Begin

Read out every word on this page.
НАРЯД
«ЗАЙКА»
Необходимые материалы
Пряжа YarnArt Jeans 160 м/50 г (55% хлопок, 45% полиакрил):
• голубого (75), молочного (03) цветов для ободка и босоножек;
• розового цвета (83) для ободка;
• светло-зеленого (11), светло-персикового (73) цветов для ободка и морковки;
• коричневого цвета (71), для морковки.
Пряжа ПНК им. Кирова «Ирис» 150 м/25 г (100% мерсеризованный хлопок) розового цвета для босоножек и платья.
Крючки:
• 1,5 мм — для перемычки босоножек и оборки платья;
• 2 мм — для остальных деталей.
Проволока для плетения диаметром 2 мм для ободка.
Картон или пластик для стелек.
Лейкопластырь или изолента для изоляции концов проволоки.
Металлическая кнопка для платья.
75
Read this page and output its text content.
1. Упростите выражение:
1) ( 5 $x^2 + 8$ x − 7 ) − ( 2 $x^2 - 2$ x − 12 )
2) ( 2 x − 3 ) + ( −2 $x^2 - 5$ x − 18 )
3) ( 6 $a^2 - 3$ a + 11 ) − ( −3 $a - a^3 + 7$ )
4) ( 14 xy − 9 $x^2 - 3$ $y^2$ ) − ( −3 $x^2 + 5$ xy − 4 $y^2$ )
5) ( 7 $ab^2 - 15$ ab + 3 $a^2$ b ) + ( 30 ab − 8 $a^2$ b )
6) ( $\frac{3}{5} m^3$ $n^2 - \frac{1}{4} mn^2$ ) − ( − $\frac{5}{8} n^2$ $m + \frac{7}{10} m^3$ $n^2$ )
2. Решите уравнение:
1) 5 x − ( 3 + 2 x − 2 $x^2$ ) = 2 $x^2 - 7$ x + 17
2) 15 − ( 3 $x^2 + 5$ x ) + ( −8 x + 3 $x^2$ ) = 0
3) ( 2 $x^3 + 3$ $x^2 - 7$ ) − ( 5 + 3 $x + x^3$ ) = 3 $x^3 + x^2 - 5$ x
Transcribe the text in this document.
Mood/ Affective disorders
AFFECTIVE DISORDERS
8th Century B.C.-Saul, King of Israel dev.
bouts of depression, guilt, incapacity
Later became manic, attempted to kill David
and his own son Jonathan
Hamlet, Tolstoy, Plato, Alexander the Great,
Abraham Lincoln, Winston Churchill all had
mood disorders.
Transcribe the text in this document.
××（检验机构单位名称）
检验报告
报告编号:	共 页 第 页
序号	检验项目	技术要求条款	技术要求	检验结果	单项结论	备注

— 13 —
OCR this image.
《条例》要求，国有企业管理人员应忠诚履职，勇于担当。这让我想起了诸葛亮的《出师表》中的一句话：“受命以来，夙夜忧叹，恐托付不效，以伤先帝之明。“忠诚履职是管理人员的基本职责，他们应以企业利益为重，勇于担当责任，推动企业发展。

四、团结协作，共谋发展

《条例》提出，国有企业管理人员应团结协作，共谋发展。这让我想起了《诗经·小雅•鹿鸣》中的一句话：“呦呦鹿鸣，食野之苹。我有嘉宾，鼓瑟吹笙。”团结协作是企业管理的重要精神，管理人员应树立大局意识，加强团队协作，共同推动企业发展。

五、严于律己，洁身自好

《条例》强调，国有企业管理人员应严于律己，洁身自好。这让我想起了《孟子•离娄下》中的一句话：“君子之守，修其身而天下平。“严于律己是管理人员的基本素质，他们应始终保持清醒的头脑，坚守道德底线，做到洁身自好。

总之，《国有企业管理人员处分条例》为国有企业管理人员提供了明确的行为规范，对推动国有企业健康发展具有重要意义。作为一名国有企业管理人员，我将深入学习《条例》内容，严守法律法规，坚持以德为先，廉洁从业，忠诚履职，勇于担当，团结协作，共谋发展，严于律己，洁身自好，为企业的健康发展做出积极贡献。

End

Your instructions → Copy every line exactly. Leave nothing out.

Reply to the exercise →
Read out every word on this page.
НАРЯД
«ЗАЙКА»
Необходимые материалы
Пряжа YarnArt Jeans 160 м/50 г (55% хлопок, 45% полиакрил):
• голубого (75), молочного (03) цветов для ободка и босоножек;
• розового цвета (83) для ободка;
• светло-зеленого (11), светло-персикового (73) цветов для ободка и морковки;
• коричневого цвета (71), для морковки.
Пряжа ПНК им. Кирова «Ирис» 150 м/25 г (100% мерсеризованный хлопок) розового цвета для босоножек и платья.
Крючки:
• 1,5 мм — для перемычки босоножек и оборки платья;
• 2 мм — для остальных деталей.
Проволока для плетения диаметром 2 мм для ободка.
Картон или пластик для стелек.
Лейкопластырь или изолента для изоляции концов проволоки.
Металлическая кнопка для платья.
75
Read this page and output its text content.
1. Упростите выражение:
1) ( 5 $x^2 + 8$ x − 7 ) − ( 2 $x^2 - 2$ x − 12 )
2) ( 2 x − 3 ) + ( −2 $x^2 - 5$ x − 18 )
3) ( 6 $a^2 - 3$ a + 11 ) − ( −3 $a - a^3 + 7$ )
4) ( 14 xy − 9 $x^2 - 3$ $y^2$ ) − ( −3 $x^2 + 5$ xy − 4 $y^2$ )
5) ( 7 $ab^2 - 15$ ab + 3 $a^2$ b ) + ( 30 ab − 8 $a^2$ b )
6) ( $\frac{3}{5} m^3$ $n^2 - \frac{1}{4} mn^2$ ) − ( − $\frac{5}{8} n^2$ $m + \frac{7}{10} m^3$ $n^2$ )
2. Решите уравнение:
1) 5 x − ( 3 + 2 x − 2 $x^2$ ) = 2 $x^2 - 7$ x + 17
2) 15 − ( 3 $x^2 + 5$ x ) + ( −8 x + 3 $x^2$ ) = 0
3) ( 2 $x^3 + 3$ $x^2 - 7$ ) − ( 5 + 3 $x + x^3$ ) = 3 $x^3 + x^2 - 5$ x
Transcribe the text in this document.
Mood/ Affective disorders
AFFECTIVE DISORDERS
8th Century B.C.-Saul, King of Israel dev.
bouts of depression, guilt, incapacity
Later became manic, attempted to kill David
and his own son Jonathan
Hamlet, Tolstoy, Plato, Alexander the Great,
Abraham Lincoln, Winston Churchill all had
mood disorders.
Transcribe the text in this document.
××（检验机构单位名称）
检验报告
报告编号:	共 页 第 页
序号	检验项目	技术要求条款	技术要求	检验结果	单项结论	备注

— 13 —
OCR this image.
《条例》要求，国有企业管理人员应忠诚履职，勇于担当。这让我想起了诸葛亮的《出师表》中的一句话：“受命以来，夙夜忧叹，恐托付不效，以伤先帝之明。“忠诚履职是管理人员的基本职责，他们应以企业利益为重，勇于担当责任，推动企业发展。

四、团结协作，共谋发展

《条例》提出，国有企业管理人员应团结协作，共谋发展。这让我想起了《诗经·小雅•鹿鸣》中的一句话：“呦呦鹿鸣，食野之苹。我有嘉宾，鼓瑟吹笙。”团结协作是企业管理的重要精神，管理人员应树立大局意识，加强团队协作，共同推动企业发展。

五、严于律己，洁身自好

《条例》强调，国有企业管理人员应严于律己，洁身自好。这让我想起了《孟子•离娄下》中的一句话：“君子之守，修其身而天下平。“严于律己是管理人员的基本素质，他们应始终保持清醒的头脑，坚守道德底线，做到洁身自好。

总之，《国有企业管理人员处分条例》为国有企业管理人员提供了明确的行为规范，对推动国有企业健康发展具有重要意义。作为一名国有企业管理人员，我将深入学习《条例》内容，严守法律法规，坚持以德为先，廉洁从业，忠诚履职，勇于担当，团结协作，共谋发展，严于律己，洁身自好，为企业的健康发展做出积极贡献。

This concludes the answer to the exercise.